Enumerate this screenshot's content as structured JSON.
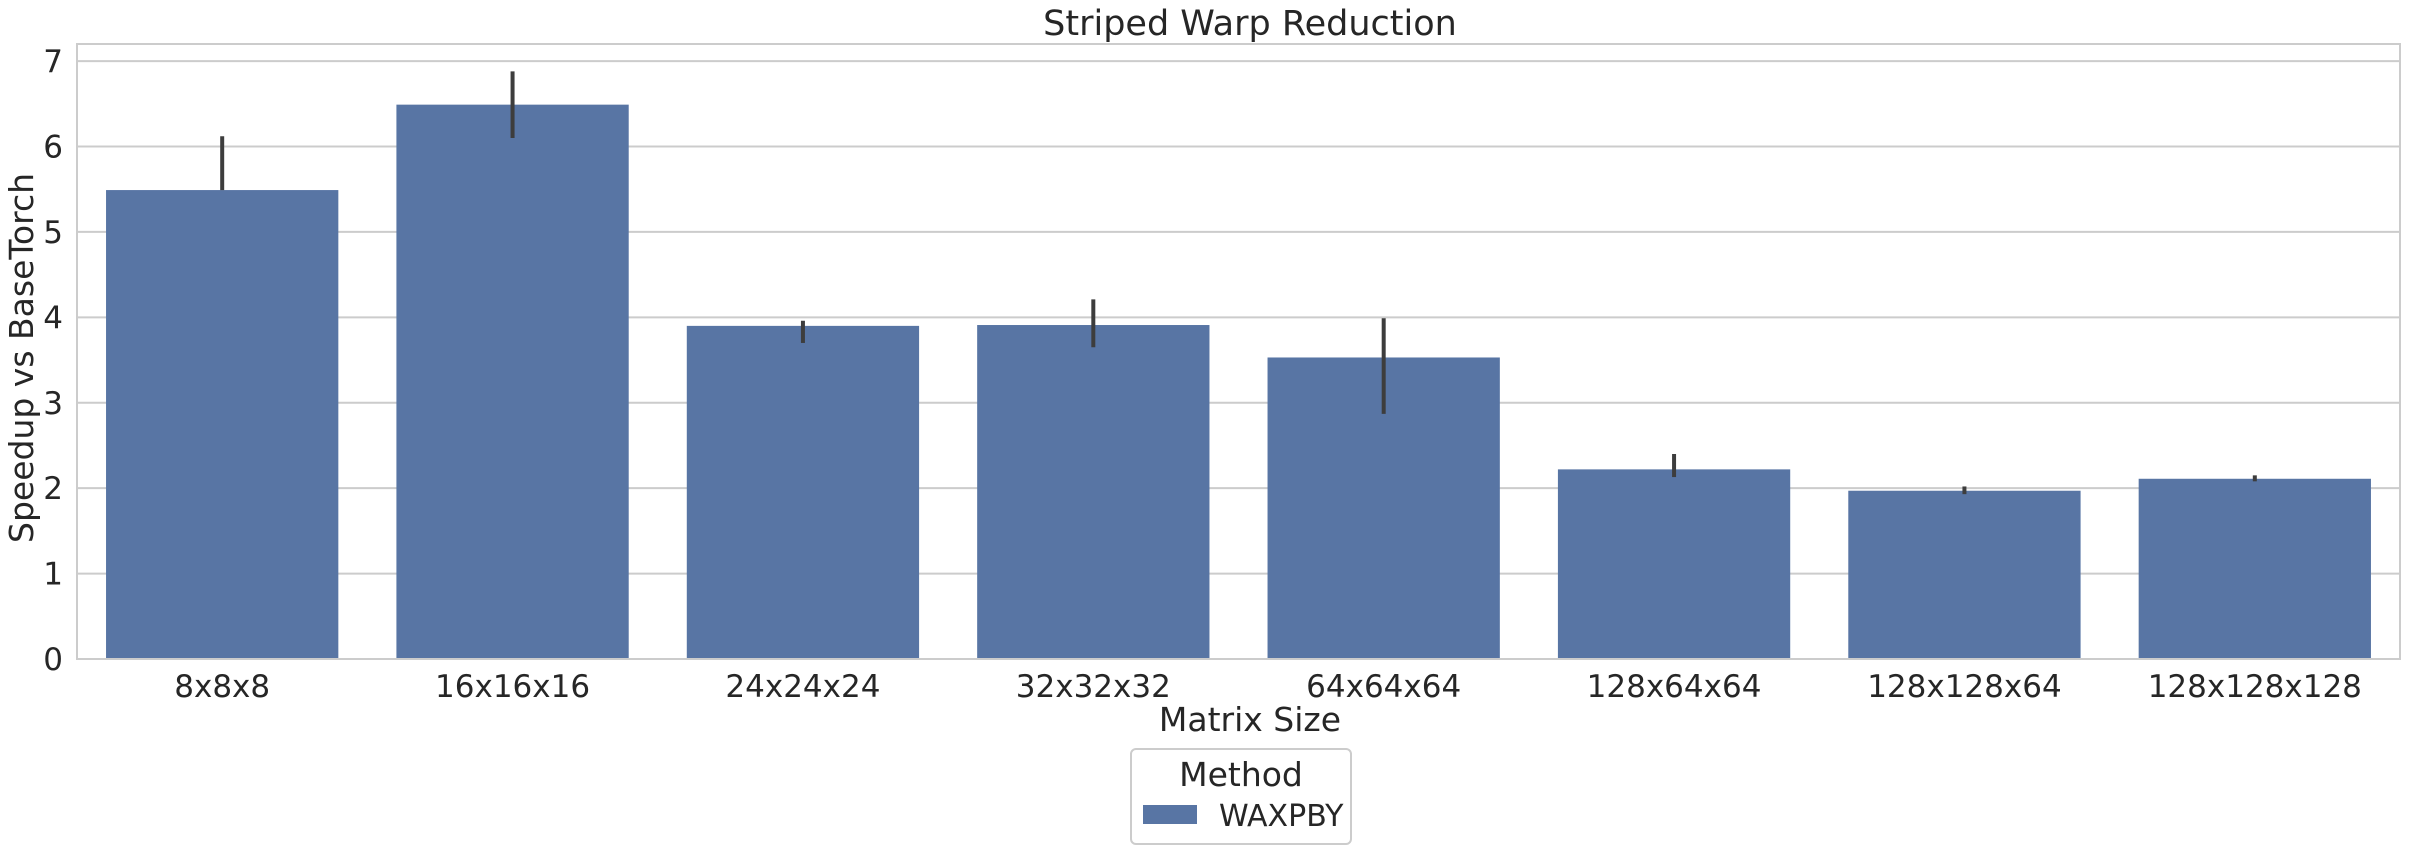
{
  "chart_data": {
    "type": "bar",
    "title": "Striped Warp Reduction",
    "xlabel": "Matrix Size",
    "ylabel": "Speedup vs BaseTorch",
    "ylim": [
      0,
      7.2
    ],
    "yticks": [
      0,
      1,
      2,
      3,
      4,
      5,
      6,
      7
    ],
    "grid": true,
    "categories": [
      "8x8x8",
      "16x16x16",
      "24x24x24",
      "32x32x32",
      "64x64x64",
      "128x64x64",
      "128x128x64",
      "128x128x128"
    ],
    "series": [
      {
        "name": "WAXPBY",
        "color": "#5875a4",
        "values": [
          5.49,
          6.49,
          3.9,
          3.91,
          3.53,
          2.22,
          1.97,
          2.11
        ],
        "error_low": [
          5.49,
          6.1,
          3.7,
          3.65,
          2.87,
          2.13,
          1.93,
          2.08
        ],
        "error_high": [
          6.12,
          6.88,
          3.96,
          4.21,
          3.99,
          2.4,
          2.02,
          2.15
        ]
      }
    ],
    "legend": {
      "title": "Method",
      "placement": "bottom-center"
    }
  }
}
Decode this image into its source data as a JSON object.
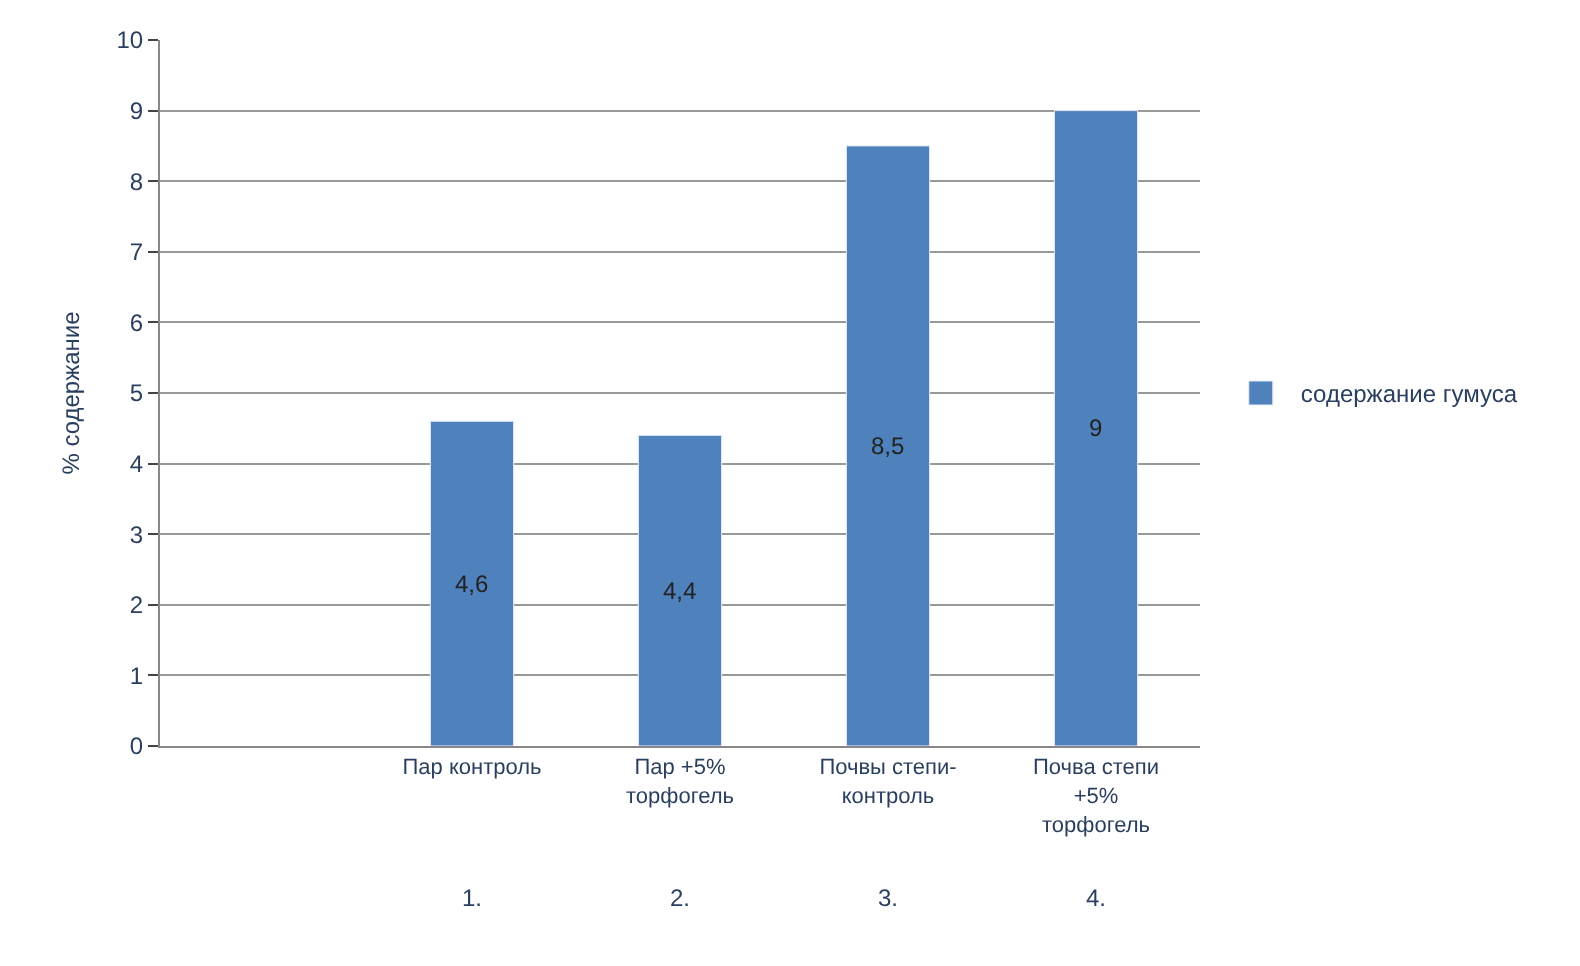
{
  "chart_data": {
    "type": "bar",
    "ylabel": "% содержание",
    "categories": [
      null,
      "Пар контроль",
      "Пар +5% торфогель",
      "Почвы степи-контроль",
      "Почва степи +5% торфогель"
    ],
    "series": [
      {
        "name": "содержание гумуса",
        "color": "#4f81bd",
        "values": [
          null,
          4.6,
          4.4,
          8.5,
          9
        ],
        "value_labels": [
          null,
          "4,6",
          "4,4",
          "8,5",
          "9"
        ]
      }
    ],
    "annotations": [
      "1.",
      "2.",
      "3.",
      "4."
    ],
    "ylim": [
      0,
      10
    ],
    "yticks": [
      0,
      1,
      2,
      3,
      4,
      5,
      6,
      7,
      8,
      9,
      10
    ],
    "grid": "y",
    "legend": "right"
  }
}
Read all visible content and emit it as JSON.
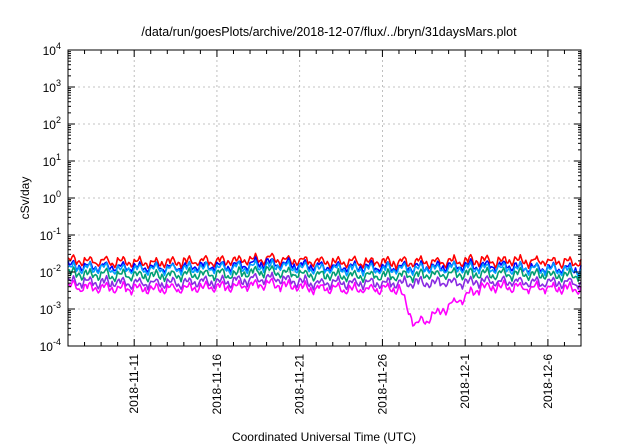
{
  "chart_data": {
    "type": "line",
    "title": "/data/run/goesPlots/archive/2018-12-07/flux/../bryn/31daysMars.plot",
    "xlabel": "Coordinated Universal Time (UTC)",
    "ylabel": "cSv/day",
    "yscale": "log",
    "grid": true,
    "legend": "none",
    "xlim": [
      "2018-11-07",
      "2018-12-08"
    ],
    "ylim": [
      0.0001,
      10000
    ],
    "x_ticks": [
      "2018-11-11",
      "2018-11-16",
      "2018-11-21",
      "2018-11-26",
      "2018-12-1",
      "2018-12-6"
    ],
    "y_ticks": [
      {
        "base": "10",
        "exp": "-4"
      },
      {
        "base": "10",
        "exp": "-3"
      },
      {
        "base": "10",
        "exp": "-2"
      },
      {
        "base": "10",
        "exp": "-1"
      },
      {
        "base": "10",
        "exp": "0"
      },
      {
        "base": "10",
        "exp": "1"
      },
      {
        "base": "10",
        "exp": "2"
      },
      {
        "base": "10",
        "exp": "3"
      },
      {
        "base": "10",
        "exp": "4"
      }
    ],
    "series": [
      {
        "color": "#ff0000",
        "x": [
          "2018-11-07",
          "2018-11-12",
          "2018-11-17",
          "2018-11-19",
          "2018-11-22",
          "2018-11-27",
          "2018-12-02",
          "2018-12-08"
        ],
        "values": [
          0.02,
          0.018,
          0.02,
          0.023,
          0.019,
          0.018,
          0.02,
          0.019
        ]
      },
      {
        "color": "#0000ff",
        "x": [
          "2018-11-07",
          "2018-11-12",
          "2018-11-17",
          "2018-11-19",
          "2018-11-22",
          "2018-11-27",
          "2018-12-02",
          "2018-12-08"
        ],
        "values": [
          0.015,
          0.013,
          0.015,
          0.018,
          0.014,
          0.013,
          0.015,
          0.012
        ]
      },
      {
        "color": "#00a0ff",
        "x": [
          "2018-11-07",
          "2018-11-12",
          "2018-11-17",
          "2018-11-19",
          "2018-11-22",
          "2018-11-27",
          "2018-12-02",
          "2018-12-08"
        ],
        "values": [
          0.013,
          0.012,
          0.013,
          0.015,
          0.012,
          0.012,
          0.013,
          0.011
        ]
      },
      {
        "color": "#009e73",
        "x": [
          "2018-11-07",
          "2018-11-12",
          "2018-11-17",
          "2018-11-19",
          "2018-11-22",
          "2018-11-27",
          "2018-12-02",
          "2018-12-08"
        ],
        "values": [
          0.009,
          0.008,
          0.009,
          0.011,
          0.008,
          0.008,
          0.009,
          0.008
        ]
      },
      {
        "color": "#8a2be2",
        "x": [
          "2018-11-07",
          "2018-11-12",
          "2018-11-17",
          "2018-11-19",
          "2018-11-22",
          "2018-11-27",
          "2018-12-02",
          "2018-12-08"
        ],
        "values": [
          0.0055,
          0.005,
          0.0055,
          0.007,
          0.005,
          0.005,
          0.0055,
          0.005
        ]
      },
      {
        "color": "#ff00ff",
        "x": [
          "2018-11-07",
          "2018-11-12",
          "2018-11-17",
          "2018-11-19",
          "2018-11-22",
          "2018-11-27",
          "2018-11-28",
          "2018-12-02",
          "2018-12-08"
        ],
        "values": [
          0.004,
          0.0035,
          0.004,
          0.005,
          0.0035,
          0.0035,
          0.00035,
          0.004,
          0.0035
        ]
      }
    ]
  }
}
==========
▶ Directions
Select every line in the material above where the string "ylabel" occurs, and copy it.

▶ Result for this task
    "ylabel": "Speedup vs BaseTorch",
    "ylabel": "% содержание",
    "ylabel": "cSv/day",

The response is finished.